[Dataset entries]
▽

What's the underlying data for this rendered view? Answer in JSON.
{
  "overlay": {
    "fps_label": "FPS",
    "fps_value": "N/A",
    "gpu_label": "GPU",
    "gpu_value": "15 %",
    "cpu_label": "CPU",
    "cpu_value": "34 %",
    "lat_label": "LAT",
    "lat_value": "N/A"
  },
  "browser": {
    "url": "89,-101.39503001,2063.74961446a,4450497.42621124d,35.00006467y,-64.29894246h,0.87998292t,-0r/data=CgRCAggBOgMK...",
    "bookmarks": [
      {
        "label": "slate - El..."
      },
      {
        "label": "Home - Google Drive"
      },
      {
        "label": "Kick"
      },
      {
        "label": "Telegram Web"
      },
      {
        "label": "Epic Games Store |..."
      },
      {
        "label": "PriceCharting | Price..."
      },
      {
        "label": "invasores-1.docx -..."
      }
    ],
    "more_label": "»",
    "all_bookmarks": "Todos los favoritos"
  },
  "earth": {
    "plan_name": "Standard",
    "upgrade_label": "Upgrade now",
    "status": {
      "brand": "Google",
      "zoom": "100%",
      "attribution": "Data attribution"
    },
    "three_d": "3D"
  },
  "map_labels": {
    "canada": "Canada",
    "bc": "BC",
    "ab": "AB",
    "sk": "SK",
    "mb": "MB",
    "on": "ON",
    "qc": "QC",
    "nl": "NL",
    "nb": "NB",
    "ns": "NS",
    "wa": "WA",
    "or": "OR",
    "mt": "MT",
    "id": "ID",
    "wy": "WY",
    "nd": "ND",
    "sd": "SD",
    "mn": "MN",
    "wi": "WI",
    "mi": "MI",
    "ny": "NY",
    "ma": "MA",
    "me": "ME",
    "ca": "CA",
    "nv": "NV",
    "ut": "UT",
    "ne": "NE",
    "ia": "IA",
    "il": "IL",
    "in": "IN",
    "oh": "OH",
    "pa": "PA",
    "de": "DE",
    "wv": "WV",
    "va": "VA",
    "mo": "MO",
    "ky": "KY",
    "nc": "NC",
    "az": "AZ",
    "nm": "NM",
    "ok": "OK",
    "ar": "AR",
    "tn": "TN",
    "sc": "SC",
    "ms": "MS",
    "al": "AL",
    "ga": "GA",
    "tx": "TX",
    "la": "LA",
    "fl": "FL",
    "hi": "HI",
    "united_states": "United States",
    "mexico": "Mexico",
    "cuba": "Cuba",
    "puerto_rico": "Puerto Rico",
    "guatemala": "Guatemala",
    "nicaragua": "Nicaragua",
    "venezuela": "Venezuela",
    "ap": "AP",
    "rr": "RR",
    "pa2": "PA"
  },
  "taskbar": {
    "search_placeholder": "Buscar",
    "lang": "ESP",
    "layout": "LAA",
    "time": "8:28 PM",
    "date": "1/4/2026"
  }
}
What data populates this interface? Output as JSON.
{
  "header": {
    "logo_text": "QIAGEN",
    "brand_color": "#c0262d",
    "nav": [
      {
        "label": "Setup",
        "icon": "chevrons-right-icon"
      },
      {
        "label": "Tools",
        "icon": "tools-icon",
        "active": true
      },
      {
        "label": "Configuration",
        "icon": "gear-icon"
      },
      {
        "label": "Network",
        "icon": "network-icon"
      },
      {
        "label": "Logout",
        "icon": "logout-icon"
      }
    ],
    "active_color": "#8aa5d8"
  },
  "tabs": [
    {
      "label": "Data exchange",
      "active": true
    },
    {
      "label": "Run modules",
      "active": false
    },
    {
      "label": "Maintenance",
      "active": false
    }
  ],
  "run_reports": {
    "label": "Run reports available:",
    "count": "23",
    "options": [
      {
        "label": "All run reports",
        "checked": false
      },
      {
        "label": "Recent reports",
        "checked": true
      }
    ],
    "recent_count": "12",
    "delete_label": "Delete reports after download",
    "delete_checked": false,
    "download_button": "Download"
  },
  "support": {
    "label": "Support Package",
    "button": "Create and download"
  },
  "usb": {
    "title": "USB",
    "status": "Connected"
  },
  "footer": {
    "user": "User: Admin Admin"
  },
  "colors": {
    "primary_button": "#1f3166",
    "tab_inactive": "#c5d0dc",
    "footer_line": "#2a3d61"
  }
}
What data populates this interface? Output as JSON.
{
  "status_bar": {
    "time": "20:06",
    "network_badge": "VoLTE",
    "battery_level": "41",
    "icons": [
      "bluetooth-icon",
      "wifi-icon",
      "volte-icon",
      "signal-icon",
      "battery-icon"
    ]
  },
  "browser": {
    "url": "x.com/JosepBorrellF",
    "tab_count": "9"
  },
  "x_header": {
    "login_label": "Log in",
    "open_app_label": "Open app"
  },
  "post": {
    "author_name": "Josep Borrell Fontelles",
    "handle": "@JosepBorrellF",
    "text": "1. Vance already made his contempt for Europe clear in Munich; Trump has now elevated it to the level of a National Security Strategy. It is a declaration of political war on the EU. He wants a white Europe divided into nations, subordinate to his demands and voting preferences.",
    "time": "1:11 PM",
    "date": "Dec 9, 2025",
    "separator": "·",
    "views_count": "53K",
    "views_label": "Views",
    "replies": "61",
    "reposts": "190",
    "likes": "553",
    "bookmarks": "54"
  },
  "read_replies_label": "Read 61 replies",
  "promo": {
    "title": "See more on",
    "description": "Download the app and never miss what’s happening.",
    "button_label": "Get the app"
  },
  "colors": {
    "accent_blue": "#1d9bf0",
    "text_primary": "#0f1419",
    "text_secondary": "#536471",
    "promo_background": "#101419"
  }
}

△

Nothing should be left out: return all of the records exactly.

What's the underlying data for this rendered view? Answer in JSON.
{
  "overlay": {
    "fps_label": "FPS",
    "fps_value": "N/A",
    "gpu_label": "GPU",
    "gpu_value": "15 %",
    "cpu_label": "CPU",
    "cpu_value": "34 %",
    "lat_label": "LAT",
    "lat_value": "N/A"
  },
  "browser": {
    "url": "89,-101.39503001,2063.74961446a,4450497.42621124d,35.00006467y,-64.29894246h,0.87998292t,-0r/data=CgRCAggBOgMK...",
    "bookmarks": [
      {
        "label": "slate - El..."
      },
      {
        "label": "Home - Google Drive"
      },
      {
        "label": "Kick"
      },
      {
        "label": "Telegram Web"
      },
      {
        "label": "Epic Games Store |..."
      },
      {
        "label": "PriceCharting | Price..."
      },
      {
        "label": "invasores-1.docx -..."
      }
    ],
    "more_label": "»",
    "all_bookmarks": "Todos los favoritos"
  },
  "earth": {
    "plan_name": "Standard",
    "upgrade_label": "Upgrade now",
    "status": {
      "brand": "Google",
      "zoom": "100%",
      "attribution": "Data attribution"
    },
    "three_d": "3D"
  },
  "map_labels": {
    "canada": "Canada",
    "bc": "BC",
    "ab": "AB",
    "sk": "SK",
    "mb": "MB",
    "on": "ON",
    "qc": "QC",
    "nl": "NL",
    "nb": "NB",
    "ns": "NS",
    "wa": "WA",
    "or": "OR",
    "mt": "MT",
    "id": "ID",
    "wy": "WY",
    "nd": "ND",
    "sd": "SD",
    "mn": "MN",
    "wi": "WI",
    "mi": "MI",
    "ny": "NY",
    "ma": "MA",
    "me": "ME",
    "ca": "CA",
    "nv": "NV",
    "ut": "UT",
    "ne": "NE",
    "ia": "IA",
    "il": "IL",
    "in": "IN",
    "oh": "OH",
    "pa": "PA",
    "de": "DE",
    "wv": "WV",
    "va": "VA",
    "mo": "MO",
    "ky": "KY",
    "nc": "NC",
    "az": "AZ",
    "nm": "NM",
    "ok": "OK",
    "ar": "AR",
    "tn": "TN",
    "sc": "SC",
    "ms": "MS",
    "al": "AL",
    "ga": "GA",
    "tx": "TX",
    "la": "LA",
    "fl": "FL",
    "hi": "HI",
    "united_states": "United States",
    "mexico": "Mexico",
    "cuba": "Cuba",
    "puerto_rico": "Puerto Rico",
    "guatemala": "Guatemala",
    "nicaragua": "Nicaragua",
    "venezuela": "Venezuela",
    "ap": "AP",
    "rr": "RR",
    "pa2": "PA"
  },
  "taskbar": {
    "search_placeholder": "Buscar",
    "lang": "ESP",
    "layout": "LAA",
    "time": "8:28 PM",
    "date": "1/4/2026"
  }
}
What data populates this interface? Output as JSON.
{
  "header": {
    "logo_text": "QIAGEN",
    "brand_color": "#c0262d",
    "nav": [
      {
        "label": "Setup",
        "icon": "chevrons-right-icon"
      },
      {
        "label": "Tools",
        "icon": "tools-icon",
        "active": true
      },
      {
        "label": "Configuration",
        "icon": "gear-icon"
      },
      {
        "label": "Network",
        "icon": "network-icon"
      },
      {
        "label": "Logout",
        "icon": "logout-icon"
      }
    ],
    "active_color": "#8aa5d8"
  },
  "tabs": [
    {
      "label": "Data exchange",
      "active": true
    },
    {
      "label": "Run modules",
      "active": false
    },
    {
      "label": "Maintenance",
      "active": false
    }
  ],
  "run_reports": {
    "label": "Run reports available:",
    "count": "23",
    "options": [
      {
        "label": "All run reports",
        "checked": false
      },
      {
        "label": "Recent reports",
        "checked": true
      }
    ],
    "recent_count": "12",
    "delete_label": "Delete reports after download",
    "delete_checked": false,
    "download_button": "Download"
  },
  "support": {
    "label": "Support Package",
    "button": "Create and download"
  },
  "usb": {
    "title": "USB",
    "status": "Connected"
  },
  "footer": {
    "user": "User: Admin Admin"
  },
  "colors": {
    "primary_button": "#1f3166",
    "tab_inactive": "#c5d0dc",
    "footer_line": "#2a3d61"
  }
}
What data populates this interface? Output as JSON.
{
  "status_bar": {
    "time": "20:06",
    "network_badge": "VoLTE",
    "battery_level": "41",
    "icons": [
      "bluetooth-icon",
      "wifi-icon",
      "volte-icon",
      "signal-icon",
      "battery-icon"
    ]
  },
  "browser": {
    "url": "x.com/JosepBorrellF",
    "tab_count": "9"
  },
  "x_header": {
    "login_label": "Log in",
    "open_app_label": "Open app"
  },
  "post": {
    "author_name": "Josep Borrell Fontelles",
    "handle": "@JosepBorrellF",
    "text": "1. Vance already made his contempt for Europe clear in Munich; Trump has now elevated it to the level of a National Security Strategy. It is a declaration of political war on the EU. He wants a white Europe divided into nations, subordinate to his demands and voting preferences.",
    "time": "1:11 PM",
    "date": "Dec 9, 2025",
    "separator": "·",
    "views_count": "53K",
    "views_label": "Views",
    "replies": "61",
    "reposts": "190",
    "likes": "553",
    "bookmarks": "54"
  },
  "read_replies_label": "Read 61 replies",
  "promo": {
    "title": "See more on",
    "description": "Download the app and never miss what’s happening.",
    "button_label": "Get the app"
  },
  "colors": {
    "accent_blue": "#1d9bf0",
    "text_primary": "#0f1419",
    "text_secondary": "#536471",
    "promo_background": "#101419"
  }
}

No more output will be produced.